"""

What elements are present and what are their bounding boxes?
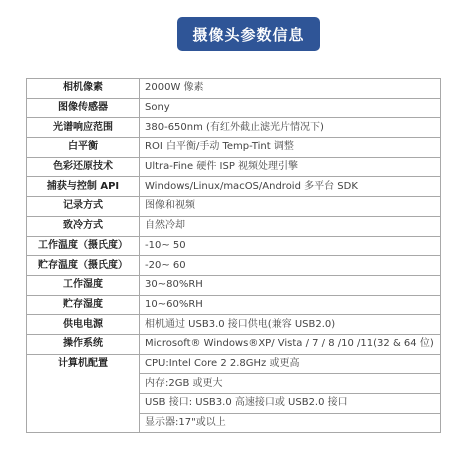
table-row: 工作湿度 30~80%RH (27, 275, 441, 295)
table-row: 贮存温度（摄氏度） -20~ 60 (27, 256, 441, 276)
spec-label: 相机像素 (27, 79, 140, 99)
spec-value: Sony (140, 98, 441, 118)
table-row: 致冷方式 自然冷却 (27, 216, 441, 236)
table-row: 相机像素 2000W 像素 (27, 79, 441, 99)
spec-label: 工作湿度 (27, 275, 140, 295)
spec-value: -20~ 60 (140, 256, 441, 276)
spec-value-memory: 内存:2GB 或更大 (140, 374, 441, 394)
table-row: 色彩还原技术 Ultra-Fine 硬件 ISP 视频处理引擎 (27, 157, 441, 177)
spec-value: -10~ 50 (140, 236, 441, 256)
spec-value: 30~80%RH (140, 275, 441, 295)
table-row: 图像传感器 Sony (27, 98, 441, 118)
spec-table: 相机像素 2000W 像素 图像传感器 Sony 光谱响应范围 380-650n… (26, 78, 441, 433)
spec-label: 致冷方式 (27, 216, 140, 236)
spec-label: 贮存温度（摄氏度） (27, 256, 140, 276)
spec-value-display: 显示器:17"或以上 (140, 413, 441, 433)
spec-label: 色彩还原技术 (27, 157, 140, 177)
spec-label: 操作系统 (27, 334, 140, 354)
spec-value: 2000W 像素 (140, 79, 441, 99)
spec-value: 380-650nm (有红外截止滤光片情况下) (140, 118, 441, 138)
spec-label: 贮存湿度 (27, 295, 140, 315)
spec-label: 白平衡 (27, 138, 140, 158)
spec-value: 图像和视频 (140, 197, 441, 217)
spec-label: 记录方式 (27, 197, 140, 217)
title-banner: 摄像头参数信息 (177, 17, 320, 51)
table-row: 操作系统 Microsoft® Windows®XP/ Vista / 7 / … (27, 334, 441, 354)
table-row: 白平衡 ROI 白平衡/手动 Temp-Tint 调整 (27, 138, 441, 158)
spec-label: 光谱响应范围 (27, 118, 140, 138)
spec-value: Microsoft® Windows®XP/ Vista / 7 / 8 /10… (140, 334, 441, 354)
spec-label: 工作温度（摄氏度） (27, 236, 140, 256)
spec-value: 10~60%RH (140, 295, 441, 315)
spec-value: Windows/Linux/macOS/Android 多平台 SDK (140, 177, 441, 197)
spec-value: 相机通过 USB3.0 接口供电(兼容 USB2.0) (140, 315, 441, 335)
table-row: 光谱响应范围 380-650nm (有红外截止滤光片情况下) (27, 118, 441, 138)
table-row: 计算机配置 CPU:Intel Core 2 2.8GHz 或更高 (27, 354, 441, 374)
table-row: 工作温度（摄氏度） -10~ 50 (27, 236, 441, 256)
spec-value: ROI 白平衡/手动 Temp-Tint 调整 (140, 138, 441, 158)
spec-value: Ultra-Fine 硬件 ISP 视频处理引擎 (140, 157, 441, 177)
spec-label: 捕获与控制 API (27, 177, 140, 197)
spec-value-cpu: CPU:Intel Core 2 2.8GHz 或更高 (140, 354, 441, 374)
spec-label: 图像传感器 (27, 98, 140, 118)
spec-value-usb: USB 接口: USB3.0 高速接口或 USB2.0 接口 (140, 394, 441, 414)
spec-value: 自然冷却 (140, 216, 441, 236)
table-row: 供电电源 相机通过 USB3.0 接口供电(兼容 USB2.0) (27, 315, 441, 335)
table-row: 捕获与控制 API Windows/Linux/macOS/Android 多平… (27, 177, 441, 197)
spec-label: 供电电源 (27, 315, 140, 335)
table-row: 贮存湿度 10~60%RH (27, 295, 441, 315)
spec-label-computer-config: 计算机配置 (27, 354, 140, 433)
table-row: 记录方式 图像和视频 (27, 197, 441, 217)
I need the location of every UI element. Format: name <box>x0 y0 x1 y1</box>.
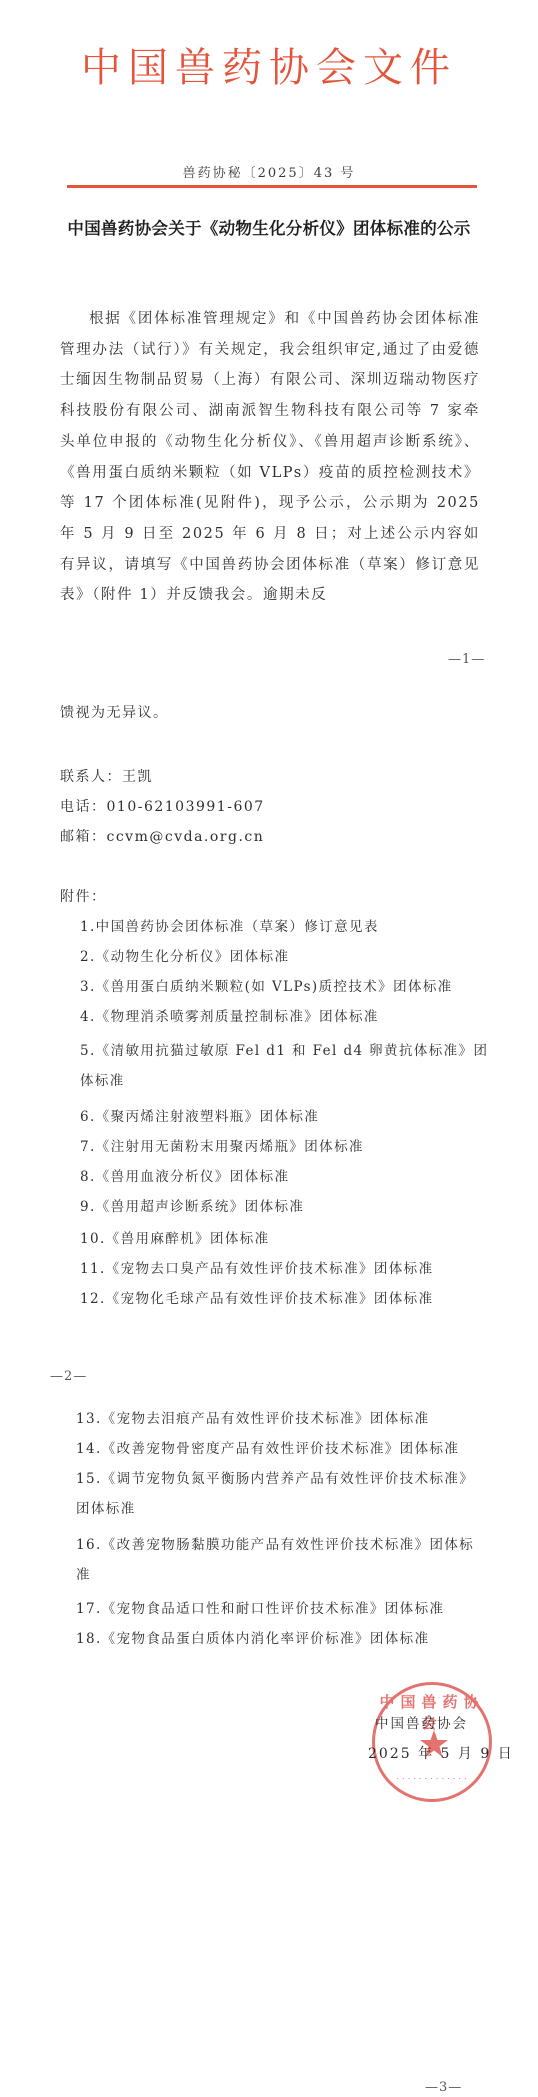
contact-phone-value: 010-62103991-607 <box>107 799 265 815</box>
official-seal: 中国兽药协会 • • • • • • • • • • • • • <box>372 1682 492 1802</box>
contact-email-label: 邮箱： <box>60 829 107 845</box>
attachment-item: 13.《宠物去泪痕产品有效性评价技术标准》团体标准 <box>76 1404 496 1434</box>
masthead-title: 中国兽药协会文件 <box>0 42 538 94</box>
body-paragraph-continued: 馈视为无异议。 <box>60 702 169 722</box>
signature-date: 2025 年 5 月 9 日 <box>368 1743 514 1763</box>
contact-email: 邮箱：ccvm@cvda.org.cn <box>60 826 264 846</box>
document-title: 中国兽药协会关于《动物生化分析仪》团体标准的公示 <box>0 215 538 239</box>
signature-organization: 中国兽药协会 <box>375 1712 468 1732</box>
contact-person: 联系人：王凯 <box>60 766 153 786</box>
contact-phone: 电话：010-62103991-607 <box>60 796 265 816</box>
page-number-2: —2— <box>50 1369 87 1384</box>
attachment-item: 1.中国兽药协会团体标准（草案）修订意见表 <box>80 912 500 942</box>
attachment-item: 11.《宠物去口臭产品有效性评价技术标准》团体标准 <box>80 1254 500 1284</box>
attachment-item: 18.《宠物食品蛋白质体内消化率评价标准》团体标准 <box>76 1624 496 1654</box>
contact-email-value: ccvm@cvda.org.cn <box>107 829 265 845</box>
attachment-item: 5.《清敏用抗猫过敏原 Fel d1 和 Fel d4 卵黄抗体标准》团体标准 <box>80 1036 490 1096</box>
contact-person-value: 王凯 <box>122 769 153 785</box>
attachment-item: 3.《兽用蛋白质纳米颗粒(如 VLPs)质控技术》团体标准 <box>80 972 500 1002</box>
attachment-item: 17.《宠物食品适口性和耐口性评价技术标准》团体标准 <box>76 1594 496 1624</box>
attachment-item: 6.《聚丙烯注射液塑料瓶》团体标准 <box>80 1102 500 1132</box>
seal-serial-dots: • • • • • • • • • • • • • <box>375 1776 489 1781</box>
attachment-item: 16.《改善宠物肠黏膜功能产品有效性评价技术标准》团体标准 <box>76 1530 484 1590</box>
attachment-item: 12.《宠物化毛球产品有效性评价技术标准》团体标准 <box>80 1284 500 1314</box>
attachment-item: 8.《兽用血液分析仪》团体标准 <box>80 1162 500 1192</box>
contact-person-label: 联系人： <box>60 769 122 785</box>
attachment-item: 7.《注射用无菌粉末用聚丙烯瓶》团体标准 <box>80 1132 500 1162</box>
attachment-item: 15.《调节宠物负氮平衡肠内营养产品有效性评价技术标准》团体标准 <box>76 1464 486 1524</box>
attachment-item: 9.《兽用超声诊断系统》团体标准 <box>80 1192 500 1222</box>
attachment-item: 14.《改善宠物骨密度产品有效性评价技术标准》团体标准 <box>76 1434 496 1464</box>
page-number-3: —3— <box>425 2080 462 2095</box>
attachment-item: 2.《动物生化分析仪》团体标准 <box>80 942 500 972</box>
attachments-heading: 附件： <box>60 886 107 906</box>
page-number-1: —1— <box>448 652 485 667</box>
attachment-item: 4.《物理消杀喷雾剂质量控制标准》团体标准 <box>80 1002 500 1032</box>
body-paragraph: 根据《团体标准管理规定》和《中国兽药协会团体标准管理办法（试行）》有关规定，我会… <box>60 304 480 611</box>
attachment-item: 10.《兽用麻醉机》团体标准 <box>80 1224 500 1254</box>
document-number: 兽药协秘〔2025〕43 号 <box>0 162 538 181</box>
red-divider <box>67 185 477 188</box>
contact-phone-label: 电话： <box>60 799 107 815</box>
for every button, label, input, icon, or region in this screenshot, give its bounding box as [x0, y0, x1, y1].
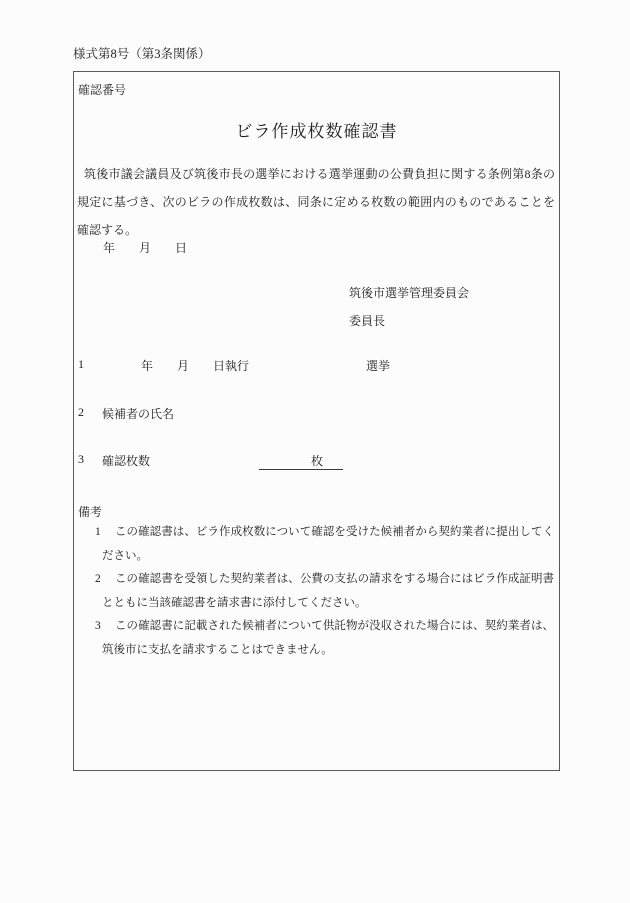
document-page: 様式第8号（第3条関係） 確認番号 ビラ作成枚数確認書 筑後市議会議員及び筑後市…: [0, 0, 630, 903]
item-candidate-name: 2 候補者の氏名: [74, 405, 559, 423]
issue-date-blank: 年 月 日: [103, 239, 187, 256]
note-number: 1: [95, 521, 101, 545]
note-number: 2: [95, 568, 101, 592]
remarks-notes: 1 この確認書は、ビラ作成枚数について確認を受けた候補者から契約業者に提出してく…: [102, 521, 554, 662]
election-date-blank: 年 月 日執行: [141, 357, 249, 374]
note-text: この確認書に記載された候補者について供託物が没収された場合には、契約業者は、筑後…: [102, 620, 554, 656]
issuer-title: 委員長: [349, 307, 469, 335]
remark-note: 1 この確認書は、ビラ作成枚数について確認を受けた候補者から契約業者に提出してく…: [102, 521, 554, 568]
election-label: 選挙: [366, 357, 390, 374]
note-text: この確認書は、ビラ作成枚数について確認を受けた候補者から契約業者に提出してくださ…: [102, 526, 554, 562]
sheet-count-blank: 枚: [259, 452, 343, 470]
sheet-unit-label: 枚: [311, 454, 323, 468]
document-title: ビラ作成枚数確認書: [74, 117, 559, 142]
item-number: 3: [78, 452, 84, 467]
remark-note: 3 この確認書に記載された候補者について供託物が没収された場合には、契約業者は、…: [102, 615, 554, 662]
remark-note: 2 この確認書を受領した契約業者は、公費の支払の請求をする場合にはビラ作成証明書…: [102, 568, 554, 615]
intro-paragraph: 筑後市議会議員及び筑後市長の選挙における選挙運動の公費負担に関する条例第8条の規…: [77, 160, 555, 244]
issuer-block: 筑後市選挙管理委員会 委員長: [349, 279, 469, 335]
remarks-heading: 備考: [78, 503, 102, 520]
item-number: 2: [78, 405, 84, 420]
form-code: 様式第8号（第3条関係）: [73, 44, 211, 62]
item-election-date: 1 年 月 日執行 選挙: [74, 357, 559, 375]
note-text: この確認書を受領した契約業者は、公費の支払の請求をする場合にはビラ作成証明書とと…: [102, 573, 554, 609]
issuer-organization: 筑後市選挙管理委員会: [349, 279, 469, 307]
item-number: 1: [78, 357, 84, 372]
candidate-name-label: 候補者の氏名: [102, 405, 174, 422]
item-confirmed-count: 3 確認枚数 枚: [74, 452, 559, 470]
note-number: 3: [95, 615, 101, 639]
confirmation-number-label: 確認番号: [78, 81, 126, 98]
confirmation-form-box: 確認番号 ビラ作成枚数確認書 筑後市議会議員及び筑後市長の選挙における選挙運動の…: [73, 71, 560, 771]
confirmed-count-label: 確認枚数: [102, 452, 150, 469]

"""

Count the lines in the listing above that contain the string "Intel". Reply with the number only.

2